DOCUMENT PASSAGE -
┌────────

Free Time, Taverns, Feasts and Other Details
All the details concerning the incredible number of feast days, of processions, the continual absences from work for all kinds of religious observances, the general level of comfort even in the lowliest strata of society, and also the antelucan hours of the start of day, including the call of the night guard (“Now rise O Servant, praise God this morn, the light now gleams of a new day’s dawn”), inns, games, taxes, spies, free time and all other descriptions of life in Vienna, are authentic in every detail, starting with the Hetzhaus and the animal fights.
As Gerhard Tanzer records in his admirable degree dissertation on amusements in Vienna in the eighteenth century (“In Wienn zu seyn ist schon Unterhaltung genug!” Zum Wandel der Freizeit im 18. Jh., Dissertation zur Erlangung des Doktorgrades der Philosophie, Vienna 1988) and in the essay that derived from it (Spectacle müssen seyn. Die Freizeit dr Wiener im 18. Jh., Vienna-Cologne-Weimar 1992), between 1707 and 1717 there was great resistance on the part of innkeepers to the taxing of bowling alleys, exactly as Simonis tells the chimney-sweep when they go looking for Populescu. Those, like the Romanian student, who denounced rule breakers, were as common as mud. The payments handed out to them exceeded the revenues from tax, but people soon resigned themselves to looking on the bright side: the sums won at gambling all added to the money in circulation; the important thing was that money should not be sent abroad! And so in later years, as with dancing, gambling proliferated wildly. People danced and gambled everywhere, grumbled the conservatives, even when the Holy Sacrament was passing in procession outside the tavern.
The number of taverns in Austria at the time, and the list of dishes devoured at wedding dinners is taken from Franciscus Guarinonius, Die Greuel der Verwüstung menschlichen Geschlechts, Vienna 1610.
Despite what the reader may think, the scene in which diners indulge in all sorts of wild behaviour, witnessed by Atto, the chimney-sweep and Domenico on the fourth day, is not in any way an exaggeration on the authors’ part; the actions reported (blowing on hot food and spattering oil into other diners’ eyes, pouring wine down people’s shirt fronts, using napkins to blow one’s nose, pulling the tablecloth to bring the roast meat closer etc.) are all amply described – in order to castigate them! – by the famous court preacher, the barefoot Augustinian Abraham from Sancta Clara (cf. also E.M. Spielmann, Die Frau und ihr Lebenskreis bei Abraham a Sancta Clara, typewritten degree dissertation, Vienna 1944, pp. 125–126).

└────────

DIRECTIONS -
[a] Answer these about the notes on free time and taverns in Vienna:
(i) Between which years did innkeepers resist the taxing of bowling alleys?
(ii) Which work supplied the number of taverns in Austria and the list of dishes eaten at wedding dinners?
(iii) Who described the wild behavior of diners, such as pouring wine down people's shirt fronts?
[b] In the records, write out everything from the line containing "447, 40, 456]" down to the line containing "332, 604, 341]", with "marker-label" swapped for "event-marker" and nothing else changed.
The records that follow have nothing to do with the text above.

MATERIAL FOR THE TASK -

┌────────

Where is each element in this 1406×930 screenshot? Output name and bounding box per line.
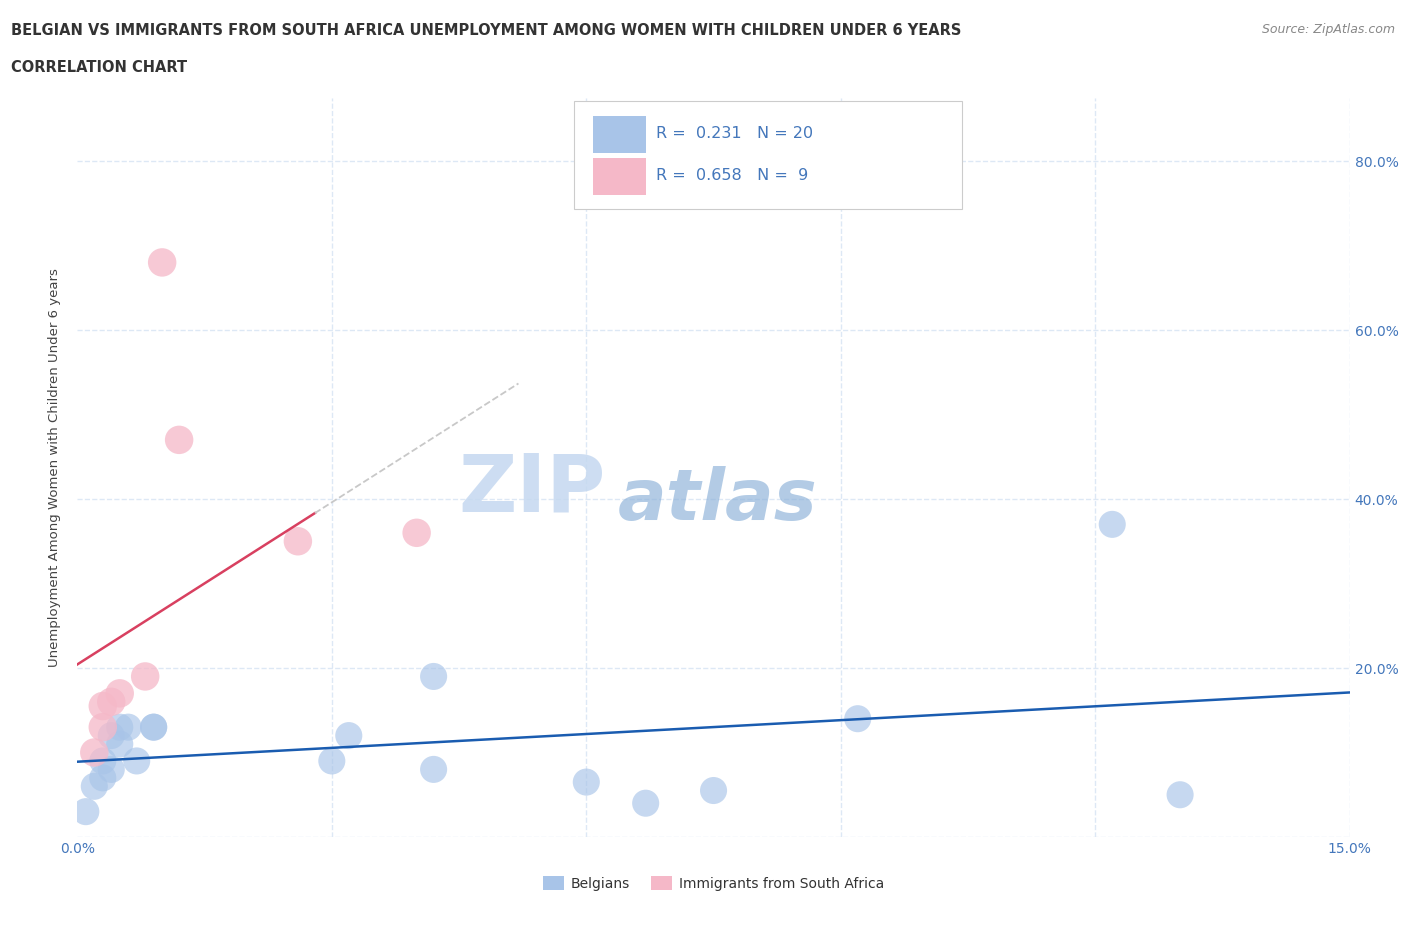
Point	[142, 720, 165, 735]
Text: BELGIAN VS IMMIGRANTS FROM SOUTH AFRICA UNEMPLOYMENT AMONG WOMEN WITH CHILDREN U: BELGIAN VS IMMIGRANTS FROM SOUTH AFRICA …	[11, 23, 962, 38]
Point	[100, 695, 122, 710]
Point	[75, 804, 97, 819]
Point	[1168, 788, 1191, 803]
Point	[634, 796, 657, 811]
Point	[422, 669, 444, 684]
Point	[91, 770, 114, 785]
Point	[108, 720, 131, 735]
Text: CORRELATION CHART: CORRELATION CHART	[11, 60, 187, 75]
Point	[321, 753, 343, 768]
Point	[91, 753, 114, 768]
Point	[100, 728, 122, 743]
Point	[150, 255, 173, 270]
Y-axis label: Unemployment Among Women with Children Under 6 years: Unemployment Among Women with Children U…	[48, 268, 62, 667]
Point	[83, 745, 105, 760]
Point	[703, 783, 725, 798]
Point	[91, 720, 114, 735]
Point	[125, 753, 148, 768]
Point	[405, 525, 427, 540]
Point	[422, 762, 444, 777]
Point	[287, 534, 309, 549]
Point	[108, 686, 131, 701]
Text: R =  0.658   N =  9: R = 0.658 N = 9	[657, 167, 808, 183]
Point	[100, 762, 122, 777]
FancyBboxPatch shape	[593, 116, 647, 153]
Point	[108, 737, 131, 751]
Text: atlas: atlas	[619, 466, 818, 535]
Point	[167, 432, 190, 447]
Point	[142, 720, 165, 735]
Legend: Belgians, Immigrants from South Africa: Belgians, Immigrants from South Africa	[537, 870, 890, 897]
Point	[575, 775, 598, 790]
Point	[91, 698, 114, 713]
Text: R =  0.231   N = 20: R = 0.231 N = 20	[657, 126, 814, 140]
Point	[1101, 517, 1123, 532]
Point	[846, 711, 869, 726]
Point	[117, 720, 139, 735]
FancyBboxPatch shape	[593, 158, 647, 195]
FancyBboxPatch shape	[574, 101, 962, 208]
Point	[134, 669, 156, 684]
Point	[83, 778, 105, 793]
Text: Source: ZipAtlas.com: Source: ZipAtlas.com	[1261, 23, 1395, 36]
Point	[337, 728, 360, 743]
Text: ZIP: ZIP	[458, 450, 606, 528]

└────────
┌────────

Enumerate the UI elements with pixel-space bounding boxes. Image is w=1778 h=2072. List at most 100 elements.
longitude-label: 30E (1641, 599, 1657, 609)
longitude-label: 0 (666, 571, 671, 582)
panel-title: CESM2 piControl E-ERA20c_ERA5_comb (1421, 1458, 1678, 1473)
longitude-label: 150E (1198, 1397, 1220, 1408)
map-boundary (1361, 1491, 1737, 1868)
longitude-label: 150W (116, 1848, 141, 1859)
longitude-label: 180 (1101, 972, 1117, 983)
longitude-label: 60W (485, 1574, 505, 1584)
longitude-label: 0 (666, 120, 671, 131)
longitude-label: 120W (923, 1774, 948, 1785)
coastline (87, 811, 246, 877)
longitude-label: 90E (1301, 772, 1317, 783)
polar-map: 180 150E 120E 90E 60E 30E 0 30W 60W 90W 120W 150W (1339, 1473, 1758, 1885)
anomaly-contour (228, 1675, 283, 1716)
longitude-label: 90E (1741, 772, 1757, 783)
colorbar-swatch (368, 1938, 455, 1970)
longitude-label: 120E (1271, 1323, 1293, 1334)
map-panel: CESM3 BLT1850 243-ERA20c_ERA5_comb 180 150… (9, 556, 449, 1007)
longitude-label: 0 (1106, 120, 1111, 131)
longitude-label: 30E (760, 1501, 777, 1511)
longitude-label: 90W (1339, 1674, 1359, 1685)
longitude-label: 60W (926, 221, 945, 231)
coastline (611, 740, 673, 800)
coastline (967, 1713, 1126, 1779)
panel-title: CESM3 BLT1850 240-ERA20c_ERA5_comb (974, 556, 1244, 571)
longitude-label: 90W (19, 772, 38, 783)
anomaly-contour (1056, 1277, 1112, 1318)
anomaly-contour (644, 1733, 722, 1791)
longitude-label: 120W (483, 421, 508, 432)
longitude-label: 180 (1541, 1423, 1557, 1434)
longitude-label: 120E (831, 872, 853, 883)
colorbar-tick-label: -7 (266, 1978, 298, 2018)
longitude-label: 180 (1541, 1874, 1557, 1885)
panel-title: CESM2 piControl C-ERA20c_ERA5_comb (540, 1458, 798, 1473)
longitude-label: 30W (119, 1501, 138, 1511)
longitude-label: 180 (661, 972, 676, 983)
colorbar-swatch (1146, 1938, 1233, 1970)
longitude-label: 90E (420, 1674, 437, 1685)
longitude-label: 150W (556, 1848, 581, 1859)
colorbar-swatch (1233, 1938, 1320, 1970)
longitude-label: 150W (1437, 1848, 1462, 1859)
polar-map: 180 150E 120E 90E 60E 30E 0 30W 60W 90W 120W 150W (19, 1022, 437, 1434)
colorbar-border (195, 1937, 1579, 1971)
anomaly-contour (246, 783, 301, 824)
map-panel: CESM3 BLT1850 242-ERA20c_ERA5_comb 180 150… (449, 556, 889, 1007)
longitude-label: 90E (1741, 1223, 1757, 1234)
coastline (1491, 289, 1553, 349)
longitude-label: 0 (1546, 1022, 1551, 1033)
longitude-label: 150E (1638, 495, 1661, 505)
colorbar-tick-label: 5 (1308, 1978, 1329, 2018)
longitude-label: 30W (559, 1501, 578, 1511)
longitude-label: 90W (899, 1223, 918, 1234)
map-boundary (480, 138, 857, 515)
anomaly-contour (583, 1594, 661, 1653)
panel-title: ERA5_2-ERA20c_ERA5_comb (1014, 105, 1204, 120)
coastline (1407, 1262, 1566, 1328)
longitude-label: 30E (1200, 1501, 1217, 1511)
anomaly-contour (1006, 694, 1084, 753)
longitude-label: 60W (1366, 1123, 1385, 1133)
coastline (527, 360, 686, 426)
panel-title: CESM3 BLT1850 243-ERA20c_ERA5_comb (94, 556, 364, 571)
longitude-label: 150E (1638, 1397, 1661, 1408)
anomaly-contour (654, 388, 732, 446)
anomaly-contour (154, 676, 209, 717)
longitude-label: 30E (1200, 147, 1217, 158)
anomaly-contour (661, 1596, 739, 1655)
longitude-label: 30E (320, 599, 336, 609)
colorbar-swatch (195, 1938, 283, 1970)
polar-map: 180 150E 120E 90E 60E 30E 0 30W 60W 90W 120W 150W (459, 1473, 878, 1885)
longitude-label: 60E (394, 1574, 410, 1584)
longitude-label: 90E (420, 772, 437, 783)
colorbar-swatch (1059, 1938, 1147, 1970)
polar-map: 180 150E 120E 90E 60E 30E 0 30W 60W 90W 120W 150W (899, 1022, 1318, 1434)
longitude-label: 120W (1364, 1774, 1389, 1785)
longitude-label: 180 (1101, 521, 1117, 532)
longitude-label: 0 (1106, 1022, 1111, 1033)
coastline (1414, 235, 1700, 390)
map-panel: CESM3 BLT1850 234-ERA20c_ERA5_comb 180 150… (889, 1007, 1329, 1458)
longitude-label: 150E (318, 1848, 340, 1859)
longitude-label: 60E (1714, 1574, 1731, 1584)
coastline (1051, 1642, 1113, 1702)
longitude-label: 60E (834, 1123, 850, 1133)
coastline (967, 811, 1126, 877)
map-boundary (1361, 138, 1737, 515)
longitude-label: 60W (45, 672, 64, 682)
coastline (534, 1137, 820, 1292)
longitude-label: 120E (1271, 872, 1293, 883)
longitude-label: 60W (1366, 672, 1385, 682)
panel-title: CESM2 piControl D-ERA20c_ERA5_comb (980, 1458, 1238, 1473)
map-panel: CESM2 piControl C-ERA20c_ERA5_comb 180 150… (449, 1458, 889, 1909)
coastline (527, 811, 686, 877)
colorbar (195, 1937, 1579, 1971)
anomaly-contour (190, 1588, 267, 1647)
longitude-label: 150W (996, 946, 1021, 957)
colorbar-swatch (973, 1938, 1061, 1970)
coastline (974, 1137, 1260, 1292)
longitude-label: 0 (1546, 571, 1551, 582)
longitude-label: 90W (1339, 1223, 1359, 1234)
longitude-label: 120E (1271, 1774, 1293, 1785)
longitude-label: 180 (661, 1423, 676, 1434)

└────────
┌────────

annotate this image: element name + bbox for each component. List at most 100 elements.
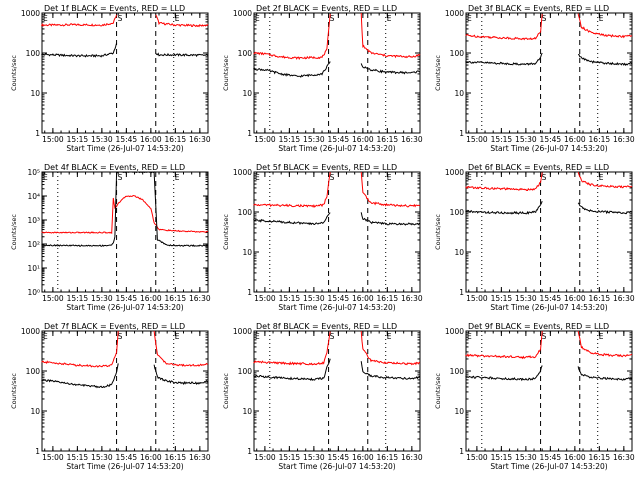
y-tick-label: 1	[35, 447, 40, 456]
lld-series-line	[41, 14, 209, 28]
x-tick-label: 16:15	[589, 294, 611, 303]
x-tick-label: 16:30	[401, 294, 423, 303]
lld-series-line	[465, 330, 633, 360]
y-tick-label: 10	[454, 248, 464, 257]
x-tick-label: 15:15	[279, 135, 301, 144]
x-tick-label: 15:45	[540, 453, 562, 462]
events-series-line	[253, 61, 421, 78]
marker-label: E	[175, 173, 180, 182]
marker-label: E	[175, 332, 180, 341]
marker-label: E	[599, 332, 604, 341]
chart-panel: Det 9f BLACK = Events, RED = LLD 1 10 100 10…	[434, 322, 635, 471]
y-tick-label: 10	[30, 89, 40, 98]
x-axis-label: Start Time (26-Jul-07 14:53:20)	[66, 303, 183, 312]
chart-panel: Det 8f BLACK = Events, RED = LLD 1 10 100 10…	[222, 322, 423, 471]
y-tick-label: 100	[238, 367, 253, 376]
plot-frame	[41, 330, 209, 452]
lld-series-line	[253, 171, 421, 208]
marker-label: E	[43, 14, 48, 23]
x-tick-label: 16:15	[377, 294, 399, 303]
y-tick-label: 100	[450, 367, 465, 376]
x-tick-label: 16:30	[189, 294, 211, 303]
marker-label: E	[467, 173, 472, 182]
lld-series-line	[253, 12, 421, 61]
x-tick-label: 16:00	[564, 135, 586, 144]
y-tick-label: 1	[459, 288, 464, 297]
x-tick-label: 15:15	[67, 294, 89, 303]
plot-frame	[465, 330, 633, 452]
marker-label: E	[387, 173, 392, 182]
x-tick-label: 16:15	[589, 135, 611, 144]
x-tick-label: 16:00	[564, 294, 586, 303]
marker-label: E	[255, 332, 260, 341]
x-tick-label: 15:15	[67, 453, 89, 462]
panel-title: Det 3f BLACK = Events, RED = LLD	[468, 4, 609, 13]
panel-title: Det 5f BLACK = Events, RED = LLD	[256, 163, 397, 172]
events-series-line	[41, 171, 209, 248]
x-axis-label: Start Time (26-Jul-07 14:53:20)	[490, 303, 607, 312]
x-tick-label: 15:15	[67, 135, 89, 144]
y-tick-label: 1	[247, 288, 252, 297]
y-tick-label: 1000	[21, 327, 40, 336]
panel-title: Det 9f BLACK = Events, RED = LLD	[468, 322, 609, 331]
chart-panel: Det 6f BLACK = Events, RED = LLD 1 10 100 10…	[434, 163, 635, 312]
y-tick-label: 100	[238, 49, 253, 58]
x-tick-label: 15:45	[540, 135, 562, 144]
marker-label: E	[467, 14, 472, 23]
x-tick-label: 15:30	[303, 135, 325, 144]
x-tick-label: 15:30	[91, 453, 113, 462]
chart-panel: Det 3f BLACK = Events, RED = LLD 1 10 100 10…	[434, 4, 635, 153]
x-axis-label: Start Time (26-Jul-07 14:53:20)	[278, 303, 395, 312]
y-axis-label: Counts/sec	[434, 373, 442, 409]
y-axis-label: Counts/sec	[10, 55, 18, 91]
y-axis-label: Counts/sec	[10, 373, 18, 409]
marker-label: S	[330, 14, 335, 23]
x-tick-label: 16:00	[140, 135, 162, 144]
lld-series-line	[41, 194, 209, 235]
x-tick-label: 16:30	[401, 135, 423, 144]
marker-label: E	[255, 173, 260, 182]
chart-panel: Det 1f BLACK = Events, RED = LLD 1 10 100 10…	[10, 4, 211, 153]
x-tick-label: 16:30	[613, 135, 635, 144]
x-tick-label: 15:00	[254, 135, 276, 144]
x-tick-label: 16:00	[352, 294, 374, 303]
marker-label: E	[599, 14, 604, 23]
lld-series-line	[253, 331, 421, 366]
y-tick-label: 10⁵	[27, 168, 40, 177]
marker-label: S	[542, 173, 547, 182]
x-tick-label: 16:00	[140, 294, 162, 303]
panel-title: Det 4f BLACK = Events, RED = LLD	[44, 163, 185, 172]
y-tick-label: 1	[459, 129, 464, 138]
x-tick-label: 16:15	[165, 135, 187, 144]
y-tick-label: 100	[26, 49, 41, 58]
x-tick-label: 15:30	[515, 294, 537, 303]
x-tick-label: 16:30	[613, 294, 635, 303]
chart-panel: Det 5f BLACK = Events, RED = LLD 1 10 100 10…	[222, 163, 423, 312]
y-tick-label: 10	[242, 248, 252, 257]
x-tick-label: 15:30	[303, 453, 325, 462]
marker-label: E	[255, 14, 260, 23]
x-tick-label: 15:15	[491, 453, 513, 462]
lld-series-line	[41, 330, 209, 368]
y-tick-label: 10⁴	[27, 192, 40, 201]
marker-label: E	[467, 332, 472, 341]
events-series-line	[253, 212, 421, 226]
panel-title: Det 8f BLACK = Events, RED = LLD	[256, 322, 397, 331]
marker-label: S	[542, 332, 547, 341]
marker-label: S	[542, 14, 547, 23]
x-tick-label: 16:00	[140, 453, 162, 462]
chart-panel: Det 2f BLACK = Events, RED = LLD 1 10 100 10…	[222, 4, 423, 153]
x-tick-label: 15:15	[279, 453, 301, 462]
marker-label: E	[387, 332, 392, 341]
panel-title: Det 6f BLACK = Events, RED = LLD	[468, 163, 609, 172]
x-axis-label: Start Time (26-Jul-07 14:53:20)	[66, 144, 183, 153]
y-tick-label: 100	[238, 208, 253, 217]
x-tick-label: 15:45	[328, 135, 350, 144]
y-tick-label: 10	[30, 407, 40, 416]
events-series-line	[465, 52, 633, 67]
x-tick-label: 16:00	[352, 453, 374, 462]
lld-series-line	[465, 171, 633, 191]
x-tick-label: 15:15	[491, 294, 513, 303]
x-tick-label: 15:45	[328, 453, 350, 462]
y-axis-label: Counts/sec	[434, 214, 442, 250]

└────────

FINAL RESULTS -
[a]
(i) Between 1707 and 1717.
(ii) Franciscus Guarinonius, Die Greuel der Verwüstung menschlichen Geschlechts, Vienna 1610.
(iii) The court preacher Abraham from Sancta Clara, a barefoot Augustinian.

[b]
y-tick-label: 1	[35, 447, 40, 456]
lld-series-line	[41, 14, 209, 28]
x-tick-label: 16:15	[589, 294, 611, 303]
x-tick-label: 16:30	[401, 294, 423, 303]
lld-series-line	[465, 330, 633, 360]
y-tick-label: 10	[454, 248, 464, 257]
x-tick-label: 15:15	[279, 135, 301, 144]
x-tick-label: 15:45	[540, 453, 562, 462]
events-series-line	[253, 61, 421, 78]
event-marker: E	[175, 173, 180, 182]
event-marker: E	[175, 332, 180, 341]
event-marker: E	[599, 332, 604, 341]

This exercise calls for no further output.